======== Record excerpts

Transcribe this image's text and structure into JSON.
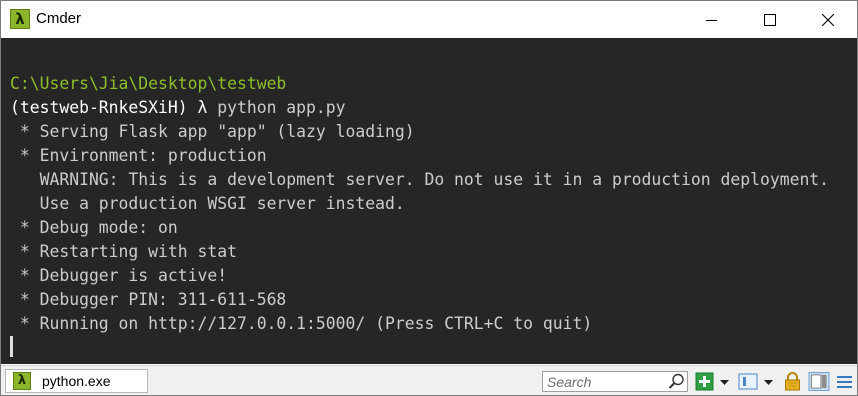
{
  "window": {
    "title": "Cmder",
    "app_icon_glyph": "λ"
  },
  "terminal": {
    "path_line": "C:\\Users\\Jia\\Desktop\\testweb",
    "prompt_env": "(testweb-RnkeSXiH) λ ",
    "command": "python app.py",
    "output": [
      " * Serving Flask app \"app\" (lazy loading)",
      " * Environment: production",
      "   WARNING: This is a development server. Do not use it in a production deployment.",
      "   Use a production WSGI server instead.",
      " * Debug mode: on",
      " * Restarting with stat",
      " * Debugger is active!",
      " * Debugger PIN: 311-611-568",
      " * Running on http://127.0.0.1:5000/ (Press CTRL+C to quit)"
    ]
  },
  "statusbar": {
    "tab_label": "python.exe",
    "tab_icon_glyph": "λ",
    "search_placeholder": "Search"
  },
  "colors": {
    "terminal_bg": "#262626",
    "terminal_text": "#cccccc",
    "path_green": "#8dbe2a",
    "prompt_white": "#ffffff",
    "icon_green": "#8cb62a"
  },
  "icons": [
    "lambda-icon",
    "minimize-icon",
    "maximize-icon",
    "close-icon",
    "search-icon",
    "add-console-icon",
    "dropdown-icon",
    "view-icon",
    "lock-icon",
    "layout-icon",
    "menu-icon"
  ]
}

================

_Your task_.
Repeat the material above word for word, please, apart from its images.

_Task solution_.
Transcribe this image's text and structure into JSON.
{
  "window": {
    "title": "Cmder",
    "app_icon_glyph": "λ"
  },
  "terminal": {
    "path_line": "C:\\Users\\Jia\\Desktop\\testweb",
    "prompt_env": "(testweb-RnkeSXiH) λ ",
    "command": "python app.py",
    "output": [
      " * Serving Flask app \"app\" (lazy loading)",
      " * Environment: production",
      "   WARNING: This is a development server. Do not use it in a production deployment.",
      "   Use a production WSGI server instead.",
      " * Debug mode: on",
      " * Restarting with stat",
      " * Debugger is active!",
      " * Debugger PIN: 311-611-568",
      " * Running on http://127.0.0.1:5000/ (Press CTRL+C to quit)"
    ]
  },
  "statusbar": {
    "tab_label": "python.exe",
    "tab_icon_glyph": "λ",
    "search_placeholder": "Search"
  },
  "colors": {
    "terminal_bg": "#262626",
    "terminal_text": "#cccccc",
    "path_green": "#8dbe2a",
    "prompt_white": "#ffffff",
    "icon_green": "#8cb62a"
  },
  "icons": [
    "lambda-icon",
    "minimize-icon",
    "maximize-icon",
    "close-icon",
    "search-icon",
    "add-console-icon",
    "dropdown-icon",
    "view-icon",
    "lock-icon",
    "layout-icon",
    "menu-icon"
  ]
}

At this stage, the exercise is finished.